§ Stated task
Look through the data and write out every line with the word "đăng" in it.

§ Data in this exercise
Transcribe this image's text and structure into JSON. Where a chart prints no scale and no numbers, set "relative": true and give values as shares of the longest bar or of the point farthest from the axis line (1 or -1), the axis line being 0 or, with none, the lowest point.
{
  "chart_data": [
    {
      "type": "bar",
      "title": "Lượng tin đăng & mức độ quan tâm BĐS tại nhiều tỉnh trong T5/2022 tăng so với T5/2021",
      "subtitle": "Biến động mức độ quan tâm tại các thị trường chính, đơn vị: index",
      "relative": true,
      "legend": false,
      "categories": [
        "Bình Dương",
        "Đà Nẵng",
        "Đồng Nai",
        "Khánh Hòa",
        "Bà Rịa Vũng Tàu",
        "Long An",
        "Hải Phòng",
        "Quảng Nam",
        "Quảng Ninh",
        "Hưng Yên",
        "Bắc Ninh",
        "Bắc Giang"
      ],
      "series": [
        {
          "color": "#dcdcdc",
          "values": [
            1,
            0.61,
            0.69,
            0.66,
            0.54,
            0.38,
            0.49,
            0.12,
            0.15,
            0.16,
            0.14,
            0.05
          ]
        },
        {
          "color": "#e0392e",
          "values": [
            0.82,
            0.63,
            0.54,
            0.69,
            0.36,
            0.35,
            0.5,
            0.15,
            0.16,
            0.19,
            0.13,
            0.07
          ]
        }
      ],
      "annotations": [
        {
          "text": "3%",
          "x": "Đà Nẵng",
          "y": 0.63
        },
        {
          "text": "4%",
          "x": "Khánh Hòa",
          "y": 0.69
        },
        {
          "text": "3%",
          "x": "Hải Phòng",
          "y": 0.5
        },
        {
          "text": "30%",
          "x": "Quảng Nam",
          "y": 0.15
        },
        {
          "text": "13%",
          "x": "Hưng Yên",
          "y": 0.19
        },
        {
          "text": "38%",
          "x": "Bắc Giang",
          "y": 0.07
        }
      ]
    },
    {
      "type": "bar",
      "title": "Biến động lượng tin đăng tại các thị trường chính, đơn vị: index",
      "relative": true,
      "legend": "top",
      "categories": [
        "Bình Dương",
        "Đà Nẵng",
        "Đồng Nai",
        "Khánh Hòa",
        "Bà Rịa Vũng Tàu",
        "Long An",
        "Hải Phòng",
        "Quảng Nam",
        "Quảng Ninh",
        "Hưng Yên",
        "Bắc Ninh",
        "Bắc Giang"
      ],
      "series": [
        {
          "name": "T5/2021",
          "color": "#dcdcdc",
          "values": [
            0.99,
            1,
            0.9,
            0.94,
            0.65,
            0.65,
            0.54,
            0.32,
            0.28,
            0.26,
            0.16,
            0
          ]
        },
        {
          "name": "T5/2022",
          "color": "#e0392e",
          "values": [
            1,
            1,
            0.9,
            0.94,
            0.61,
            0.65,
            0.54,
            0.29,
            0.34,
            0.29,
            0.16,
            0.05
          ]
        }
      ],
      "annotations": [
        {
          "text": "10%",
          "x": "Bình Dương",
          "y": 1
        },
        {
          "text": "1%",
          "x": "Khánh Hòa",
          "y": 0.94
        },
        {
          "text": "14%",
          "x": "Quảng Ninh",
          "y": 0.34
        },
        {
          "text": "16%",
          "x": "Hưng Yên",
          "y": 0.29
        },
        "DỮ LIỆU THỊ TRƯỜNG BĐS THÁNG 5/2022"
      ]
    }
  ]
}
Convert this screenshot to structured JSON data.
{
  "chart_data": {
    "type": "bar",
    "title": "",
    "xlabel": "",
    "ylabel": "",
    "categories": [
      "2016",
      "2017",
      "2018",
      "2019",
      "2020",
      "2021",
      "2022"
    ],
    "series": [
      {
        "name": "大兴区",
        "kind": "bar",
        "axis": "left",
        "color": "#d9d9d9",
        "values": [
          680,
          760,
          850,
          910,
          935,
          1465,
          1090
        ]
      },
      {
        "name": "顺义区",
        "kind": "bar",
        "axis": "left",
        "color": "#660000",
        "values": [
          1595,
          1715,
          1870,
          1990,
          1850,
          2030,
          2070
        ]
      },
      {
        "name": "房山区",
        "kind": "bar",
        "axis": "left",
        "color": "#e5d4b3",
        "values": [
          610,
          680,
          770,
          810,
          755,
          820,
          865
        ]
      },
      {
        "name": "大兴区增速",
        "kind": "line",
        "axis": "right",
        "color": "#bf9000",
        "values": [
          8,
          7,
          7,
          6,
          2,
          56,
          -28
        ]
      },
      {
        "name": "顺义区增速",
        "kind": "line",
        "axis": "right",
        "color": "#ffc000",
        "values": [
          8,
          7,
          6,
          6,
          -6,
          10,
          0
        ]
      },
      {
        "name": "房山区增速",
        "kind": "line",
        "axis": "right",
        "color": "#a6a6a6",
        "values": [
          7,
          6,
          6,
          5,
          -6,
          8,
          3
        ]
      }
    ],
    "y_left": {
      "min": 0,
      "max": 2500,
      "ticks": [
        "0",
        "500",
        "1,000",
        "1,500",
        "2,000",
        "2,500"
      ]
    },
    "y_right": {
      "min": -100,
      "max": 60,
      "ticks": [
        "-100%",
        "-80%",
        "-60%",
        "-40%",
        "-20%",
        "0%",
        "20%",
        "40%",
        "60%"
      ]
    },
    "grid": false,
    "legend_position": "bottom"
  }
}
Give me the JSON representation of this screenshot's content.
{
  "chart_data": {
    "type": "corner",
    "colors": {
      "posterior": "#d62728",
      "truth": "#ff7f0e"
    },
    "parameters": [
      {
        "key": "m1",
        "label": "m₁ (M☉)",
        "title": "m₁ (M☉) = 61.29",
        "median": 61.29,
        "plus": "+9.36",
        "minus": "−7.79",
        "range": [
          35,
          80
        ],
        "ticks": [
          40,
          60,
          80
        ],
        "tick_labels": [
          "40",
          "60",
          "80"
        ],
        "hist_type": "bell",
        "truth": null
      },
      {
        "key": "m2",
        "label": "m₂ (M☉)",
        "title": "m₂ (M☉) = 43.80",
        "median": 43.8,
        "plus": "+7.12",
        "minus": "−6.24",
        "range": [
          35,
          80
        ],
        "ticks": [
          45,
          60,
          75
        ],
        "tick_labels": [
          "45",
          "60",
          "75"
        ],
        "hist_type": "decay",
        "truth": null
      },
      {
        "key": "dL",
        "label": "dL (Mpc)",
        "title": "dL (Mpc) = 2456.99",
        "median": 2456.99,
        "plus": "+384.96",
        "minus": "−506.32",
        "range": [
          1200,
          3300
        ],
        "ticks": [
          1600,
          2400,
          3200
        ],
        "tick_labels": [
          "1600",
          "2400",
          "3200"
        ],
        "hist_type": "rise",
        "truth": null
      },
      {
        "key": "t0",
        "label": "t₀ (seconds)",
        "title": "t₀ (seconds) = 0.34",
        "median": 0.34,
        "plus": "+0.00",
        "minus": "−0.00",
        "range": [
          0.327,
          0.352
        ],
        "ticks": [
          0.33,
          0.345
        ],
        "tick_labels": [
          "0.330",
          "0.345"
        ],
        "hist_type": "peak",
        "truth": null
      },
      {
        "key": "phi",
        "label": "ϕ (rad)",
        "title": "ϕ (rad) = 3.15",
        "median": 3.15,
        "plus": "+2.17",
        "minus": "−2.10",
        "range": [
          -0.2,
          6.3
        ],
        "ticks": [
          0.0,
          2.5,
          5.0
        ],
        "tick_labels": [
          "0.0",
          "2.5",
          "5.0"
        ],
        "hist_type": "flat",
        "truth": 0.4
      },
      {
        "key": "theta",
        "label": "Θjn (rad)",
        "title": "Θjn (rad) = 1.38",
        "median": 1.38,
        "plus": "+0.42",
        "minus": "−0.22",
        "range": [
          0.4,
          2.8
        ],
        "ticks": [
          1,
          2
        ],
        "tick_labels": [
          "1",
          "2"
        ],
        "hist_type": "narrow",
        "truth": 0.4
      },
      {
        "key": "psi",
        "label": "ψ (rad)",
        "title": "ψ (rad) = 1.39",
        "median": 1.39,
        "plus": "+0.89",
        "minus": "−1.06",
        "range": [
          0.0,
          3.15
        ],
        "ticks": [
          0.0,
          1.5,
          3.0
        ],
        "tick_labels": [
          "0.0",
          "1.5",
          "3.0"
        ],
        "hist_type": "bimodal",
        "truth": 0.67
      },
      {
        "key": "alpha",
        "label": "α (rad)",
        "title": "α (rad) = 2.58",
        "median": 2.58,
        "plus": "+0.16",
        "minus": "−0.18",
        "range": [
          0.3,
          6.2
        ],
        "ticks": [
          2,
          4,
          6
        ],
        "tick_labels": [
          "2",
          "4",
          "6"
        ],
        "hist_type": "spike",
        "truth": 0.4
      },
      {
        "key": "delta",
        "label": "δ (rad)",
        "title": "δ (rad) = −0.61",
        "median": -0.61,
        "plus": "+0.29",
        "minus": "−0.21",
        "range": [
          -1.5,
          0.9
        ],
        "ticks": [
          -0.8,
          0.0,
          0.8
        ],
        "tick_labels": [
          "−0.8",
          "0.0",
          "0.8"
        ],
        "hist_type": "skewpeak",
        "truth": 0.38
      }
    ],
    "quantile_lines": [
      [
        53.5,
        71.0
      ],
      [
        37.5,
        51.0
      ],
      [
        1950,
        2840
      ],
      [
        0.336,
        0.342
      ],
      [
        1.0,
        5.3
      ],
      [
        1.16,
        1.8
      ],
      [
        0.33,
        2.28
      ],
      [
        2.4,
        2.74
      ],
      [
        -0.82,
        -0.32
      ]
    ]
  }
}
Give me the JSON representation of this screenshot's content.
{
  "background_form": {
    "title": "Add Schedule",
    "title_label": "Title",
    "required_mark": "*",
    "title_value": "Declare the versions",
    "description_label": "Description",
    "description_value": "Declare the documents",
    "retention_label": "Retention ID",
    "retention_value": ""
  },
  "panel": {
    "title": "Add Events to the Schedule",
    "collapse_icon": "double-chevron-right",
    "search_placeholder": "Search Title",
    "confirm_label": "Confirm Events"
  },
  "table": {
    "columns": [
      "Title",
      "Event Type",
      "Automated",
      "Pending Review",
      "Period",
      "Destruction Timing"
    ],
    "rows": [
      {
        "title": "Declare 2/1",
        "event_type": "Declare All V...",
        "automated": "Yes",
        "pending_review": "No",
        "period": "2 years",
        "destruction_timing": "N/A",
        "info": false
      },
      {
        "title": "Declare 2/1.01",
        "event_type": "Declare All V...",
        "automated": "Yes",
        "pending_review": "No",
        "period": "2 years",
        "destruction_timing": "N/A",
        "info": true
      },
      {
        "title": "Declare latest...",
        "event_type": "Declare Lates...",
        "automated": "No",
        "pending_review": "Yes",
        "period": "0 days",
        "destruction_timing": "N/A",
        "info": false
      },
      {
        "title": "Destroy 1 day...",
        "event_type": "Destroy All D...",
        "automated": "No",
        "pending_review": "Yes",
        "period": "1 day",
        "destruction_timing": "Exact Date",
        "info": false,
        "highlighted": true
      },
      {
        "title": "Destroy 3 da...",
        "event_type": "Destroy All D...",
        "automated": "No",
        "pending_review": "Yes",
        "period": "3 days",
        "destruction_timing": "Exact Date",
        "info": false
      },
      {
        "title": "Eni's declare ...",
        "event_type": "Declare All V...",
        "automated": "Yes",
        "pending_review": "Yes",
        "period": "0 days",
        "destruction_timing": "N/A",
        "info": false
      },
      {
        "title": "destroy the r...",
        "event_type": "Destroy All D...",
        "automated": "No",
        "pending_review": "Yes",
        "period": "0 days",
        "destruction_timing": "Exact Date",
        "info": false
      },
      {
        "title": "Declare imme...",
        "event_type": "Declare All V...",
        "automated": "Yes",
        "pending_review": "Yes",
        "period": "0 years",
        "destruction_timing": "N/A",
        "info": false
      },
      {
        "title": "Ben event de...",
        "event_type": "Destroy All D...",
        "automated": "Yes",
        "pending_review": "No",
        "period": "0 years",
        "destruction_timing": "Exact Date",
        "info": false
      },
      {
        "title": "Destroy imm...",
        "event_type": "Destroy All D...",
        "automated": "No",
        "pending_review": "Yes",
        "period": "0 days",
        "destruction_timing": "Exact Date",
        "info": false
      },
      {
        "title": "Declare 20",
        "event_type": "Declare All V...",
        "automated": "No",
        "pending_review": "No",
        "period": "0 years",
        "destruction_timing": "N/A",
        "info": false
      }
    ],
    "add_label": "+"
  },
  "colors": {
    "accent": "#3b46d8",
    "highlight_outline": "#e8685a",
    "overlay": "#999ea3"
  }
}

§ Exercise answer
      "title": "Lượng tin đăng & mức độ quan tâm BĐS tại nhiều tỉnh trong T5/2022 tăng so với T5/2021",
      "title": "Biến động lượng tin đăng tại các thị trường chính, đơn vị: index",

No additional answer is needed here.